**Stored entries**
Begin
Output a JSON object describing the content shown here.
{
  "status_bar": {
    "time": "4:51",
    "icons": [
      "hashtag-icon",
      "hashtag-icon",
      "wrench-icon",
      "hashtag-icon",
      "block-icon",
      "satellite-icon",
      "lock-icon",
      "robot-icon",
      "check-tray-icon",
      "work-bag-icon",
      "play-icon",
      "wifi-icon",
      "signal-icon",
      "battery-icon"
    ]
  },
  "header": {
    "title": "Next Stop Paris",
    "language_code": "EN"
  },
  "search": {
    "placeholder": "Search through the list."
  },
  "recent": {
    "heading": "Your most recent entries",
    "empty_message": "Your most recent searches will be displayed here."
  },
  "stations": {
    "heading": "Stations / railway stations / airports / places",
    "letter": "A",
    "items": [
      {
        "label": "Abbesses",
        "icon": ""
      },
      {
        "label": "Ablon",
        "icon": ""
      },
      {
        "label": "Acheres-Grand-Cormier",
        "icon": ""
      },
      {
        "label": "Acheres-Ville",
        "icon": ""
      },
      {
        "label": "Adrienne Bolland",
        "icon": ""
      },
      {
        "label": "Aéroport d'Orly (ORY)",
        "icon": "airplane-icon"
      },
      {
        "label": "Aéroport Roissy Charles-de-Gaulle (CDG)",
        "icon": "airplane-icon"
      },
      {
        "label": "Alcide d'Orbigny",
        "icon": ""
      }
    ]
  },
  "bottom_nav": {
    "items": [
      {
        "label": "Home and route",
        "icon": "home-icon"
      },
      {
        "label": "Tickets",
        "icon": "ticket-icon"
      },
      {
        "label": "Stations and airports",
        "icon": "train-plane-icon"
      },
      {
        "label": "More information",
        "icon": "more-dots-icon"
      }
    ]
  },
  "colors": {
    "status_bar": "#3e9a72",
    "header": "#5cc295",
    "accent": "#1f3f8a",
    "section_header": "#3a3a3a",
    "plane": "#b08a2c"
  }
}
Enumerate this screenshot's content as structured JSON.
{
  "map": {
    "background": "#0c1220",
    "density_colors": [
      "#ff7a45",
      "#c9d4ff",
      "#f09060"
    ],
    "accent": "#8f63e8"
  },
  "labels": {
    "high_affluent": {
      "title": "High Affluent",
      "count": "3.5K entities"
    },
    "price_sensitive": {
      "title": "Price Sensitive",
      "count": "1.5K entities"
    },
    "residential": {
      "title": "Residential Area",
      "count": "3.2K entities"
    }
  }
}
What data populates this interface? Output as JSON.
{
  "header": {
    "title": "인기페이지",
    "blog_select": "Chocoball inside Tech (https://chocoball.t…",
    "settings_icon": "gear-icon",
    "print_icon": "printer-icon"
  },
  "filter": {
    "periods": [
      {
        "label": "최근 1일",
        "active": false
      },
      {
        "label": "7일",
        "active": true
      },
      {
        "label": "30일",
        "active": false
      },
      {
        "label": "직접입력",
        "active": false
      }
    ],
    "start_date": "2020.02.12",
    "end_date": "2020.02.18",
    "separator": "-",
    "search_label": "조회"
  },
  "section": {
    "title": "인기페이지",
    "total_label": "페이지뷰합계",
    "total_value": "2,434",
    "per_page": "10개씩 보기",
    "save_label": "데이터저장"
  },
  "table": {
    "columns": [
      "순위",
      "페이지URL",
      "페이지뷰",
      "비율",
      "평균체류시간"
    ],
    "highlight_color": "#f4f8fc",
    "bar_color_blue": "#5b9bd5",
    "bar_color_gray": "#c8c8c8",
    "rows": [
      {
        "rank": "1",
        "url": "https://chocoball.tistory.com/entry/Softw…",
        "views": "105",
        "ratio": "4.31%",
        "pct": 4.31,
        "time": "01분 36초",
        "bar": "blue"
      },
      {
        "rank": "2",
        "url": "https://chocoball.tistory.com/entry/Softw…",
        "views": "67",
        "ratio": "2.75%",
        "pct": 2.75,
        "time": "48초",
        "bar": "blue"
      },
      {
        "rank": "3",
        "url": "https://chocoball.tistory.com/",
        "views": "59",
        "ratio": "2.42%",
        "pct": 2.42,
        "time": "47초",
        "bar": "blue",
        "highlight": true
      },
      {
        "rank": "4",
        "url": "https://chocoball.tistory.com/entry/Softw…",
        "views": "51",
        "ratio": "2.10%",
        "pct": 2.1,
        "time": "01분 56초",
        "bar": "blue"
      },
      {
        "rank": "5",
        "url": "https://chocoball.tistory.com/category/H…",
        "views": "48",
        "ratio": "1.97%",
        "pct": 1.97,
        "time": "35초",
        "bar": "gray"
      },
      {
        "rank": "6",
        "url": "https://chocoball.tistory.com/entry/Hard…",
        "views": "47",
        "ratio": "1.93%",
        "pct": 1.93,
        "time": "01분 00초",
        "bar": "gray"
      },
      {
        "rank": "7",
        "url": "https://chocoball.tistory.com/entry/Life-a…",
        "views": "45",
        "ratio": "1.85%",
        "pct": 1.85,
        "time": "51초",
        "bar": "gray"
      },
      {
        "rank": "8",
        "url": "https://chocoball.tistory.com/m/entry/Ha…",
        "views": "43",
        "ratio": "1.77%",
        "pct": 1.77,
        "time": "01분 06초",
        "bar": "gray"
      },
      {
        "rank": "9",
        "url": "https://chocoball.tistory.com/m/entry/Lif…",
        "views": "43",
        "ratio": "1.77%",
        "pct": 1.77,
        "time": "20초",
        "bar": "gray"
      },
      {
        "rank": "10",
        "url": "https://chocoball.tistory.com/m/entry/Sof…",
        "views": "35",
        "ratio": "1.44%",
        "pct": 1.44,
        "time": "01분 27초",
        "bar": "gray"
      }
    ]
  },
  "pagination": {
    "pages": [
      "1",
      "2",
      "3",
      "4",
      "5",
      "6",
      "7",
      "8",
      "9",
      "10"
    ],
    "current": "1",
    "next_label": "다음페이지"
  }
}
End
**EXERCISE OBJECTIVE**
Go through the records and pull out each line that includes the word "content".

**FINISHED ANSWER**
Output a JSON object describing the content shown here.
Enumerate this screenshot's content as structured JSON.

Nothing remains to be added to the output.